◆ What the exercise asks: Write the data out again exactly, with no pictures.

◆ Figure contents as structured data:
····················

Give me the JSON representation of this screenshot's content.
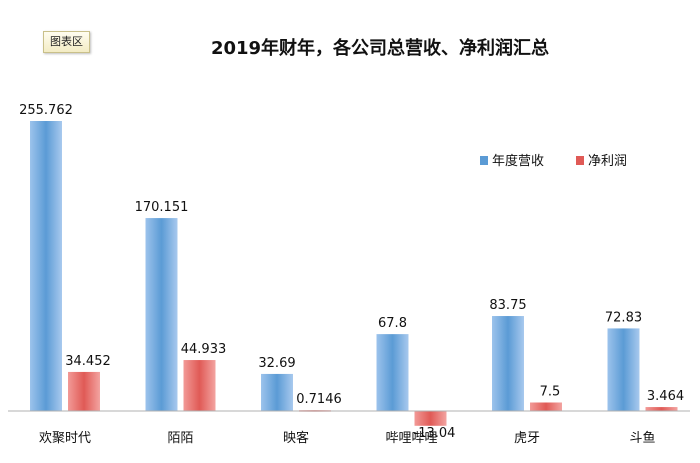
{
  "chart_area_label": "图表区",
  "chart_data": {
    "type": "bar",
    "title": "2019年财年，各公司总营收、净利润汇总",
    "categories": [
      "欢聚时代",
      "陌陌",
      "映客",
      "哔哩哔哩",
      "虎牙",
      "斗鱼"
    ],
    "series": [
      {
        "name": "年度营收",
        "values": [
          255.762,
          170.151,
          32.69,
          67.8,
          83.75,
          72.83
        ],
        "labels": [
          "255.762",
          "170.151",
          "32.69",
          "67.8",
          "83.75",
          "72.83"
        ],
        "color": "#5b9bd5"
      },
      {
        "name": "净利润",
        "values": [
          34.452,
          44.933,
          0.7146,
          -13.04,
          7.5,
          3.464
        ],
        "labels": [
          "34.452",
          "44.933",
          "0.7146",
          "-13.04",
          "7.5",
          "3.464"
        ],
        "color": "#e05a56"
      }
    ],
    "ylim": [
      -30,
      280
    ],
    "legend": "top-right",
    "grid": false
  }
}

····················

◆ Reply:
Give me the JSON representation of this screenshot's content.
{
  "chart_area_label": "图表区",
  "chart_data": {
    "type": "bar",
    "title": "2019年财年，各公司总营收、净利润汇总",
    "categories": [
      "欢聚时代",
      "陌陌",
      "映客",
      "哔哩哔哩",
      "虎牙",
      "斗鱼"
    ],
    "series": [
      {
        "name": "年度营收",
        "values": [
          255.762,
          170.151,
          32.69,
          67.8,
          83.75,
          72.83
        ],
        "labels": [
          "255.762",
          "170.151",
          "32.69",
          "67.8",
          "83.75",
          "72.83"
        ],
        "color": "#5b9bd5"
      },
      {
        "name": "净利润",
        "values": [
          34.452,
          44.933,
          0.7146,
          -13.04,
          7.5,
          3.464
        ],
        "labels": [
          "34.452",
          "44.933",
          "0.7146",
          "-13.04",
          "7.5",
          "3.464"
        ],
        "color": "#e05a56"
      }
    ],
    "ylim": [
      -30,
      280
    ],
    "legend": "top-right",
    "grid": false
  }
}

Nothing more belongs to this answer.